# start of DATA IN THIS EXERCISE
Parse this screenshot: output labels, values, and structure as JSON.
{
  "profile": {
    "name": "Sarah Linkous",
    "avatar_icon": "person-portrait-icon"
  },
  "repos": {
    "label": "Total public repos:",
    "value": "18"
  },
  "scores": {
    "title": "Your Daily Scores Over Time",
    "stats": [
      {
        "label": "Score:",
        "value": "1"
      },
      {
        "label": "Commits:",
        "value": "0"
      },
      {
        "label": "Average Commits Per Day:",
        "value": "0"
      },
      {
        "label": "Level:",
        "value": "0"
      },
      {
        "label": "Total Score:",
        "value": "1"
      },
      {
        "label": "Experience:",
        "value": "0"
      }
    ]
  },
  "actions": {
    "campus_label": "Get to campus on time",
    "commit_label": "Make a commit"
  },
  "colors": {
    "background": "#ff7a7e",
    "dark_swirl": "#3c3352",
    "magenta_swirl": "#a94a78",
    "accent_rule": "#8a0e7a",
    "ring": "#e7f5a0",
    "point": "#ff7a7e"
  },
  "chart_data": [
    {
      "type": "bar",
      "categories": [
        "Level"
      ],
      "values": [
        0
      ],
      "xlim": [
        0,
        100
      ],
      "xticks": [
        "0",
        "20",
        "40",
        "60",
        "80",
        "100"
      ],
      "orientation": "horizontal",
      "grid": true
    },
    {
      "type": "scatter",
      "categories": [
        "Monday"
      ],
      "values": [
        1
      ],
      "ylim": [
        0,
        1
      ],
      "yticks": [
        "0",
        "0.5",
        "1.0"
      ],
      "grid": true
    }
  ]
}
# end of DATA IN THIS EXERCISE
WHAT NEEDS TO BE DONE: Write out every line exactly as it stands.

THE ANSWER:
Parse this screenshot: output labels, values, and structure as JSON.
{
  "profile": {
    "name": "Sarah Linkous",
    "avatar_icon": "person-portrait-icon"
  },
  "repos": {
    "label": "Total public repos:",
    "value": "18"
  },
  "scores": {
    "title": "Your Daily Scores Over Time",
    "stats": [
      {
        "label": "Score:",
        "value": "1"
      },
      {
        "label": "Commits:",
        "value": "0"
      },
      {
        "label": "Average Commits Per Day:",
        "value": "0"
      },
      {
        "label": "Level:",
        "value": "0"
      },
      {
        "label": "Total Score:",
        "value": "1"
      },
      {
        "label": "Experience:",
        "value": "0"
      }
    ]
  },
  "actions": {
    "campus_label": "Get to campus on time",
    "commit_label": "Make a commit"
  },
  "colors": {
    "background": "#ff7a7e",
    "dark_swirl": "#3c3352",
    "magenta_swirl": "#a94a78",
    "accent_rule": "#8a0e7a",
    "ring": "#e7f5a0",
    "point": "#ff7a7e"
  },
  "chart_data": [
    {
      "type": "bar",
      "categories": [
        "Level"
      ],
      "values": [
        0
      ],
      "xlim": [
        0,
        100
      ],
      "xticks": [
        "0",
        "20",
        "40",
        "60",
        "80",
        "100"
      ],
      "orientation": "horizontal",
      "grid": true
    },
    {
      "type": "scatter",
      "categories": [
        "Monday"
      ],
      "values": [
        1
      ],
      "ylim": [
        0,
        1
      ],
      "yticks": [
        "0",
        "0.5",
        "1.0"
      ],
      "grid": true
    }
  ]
}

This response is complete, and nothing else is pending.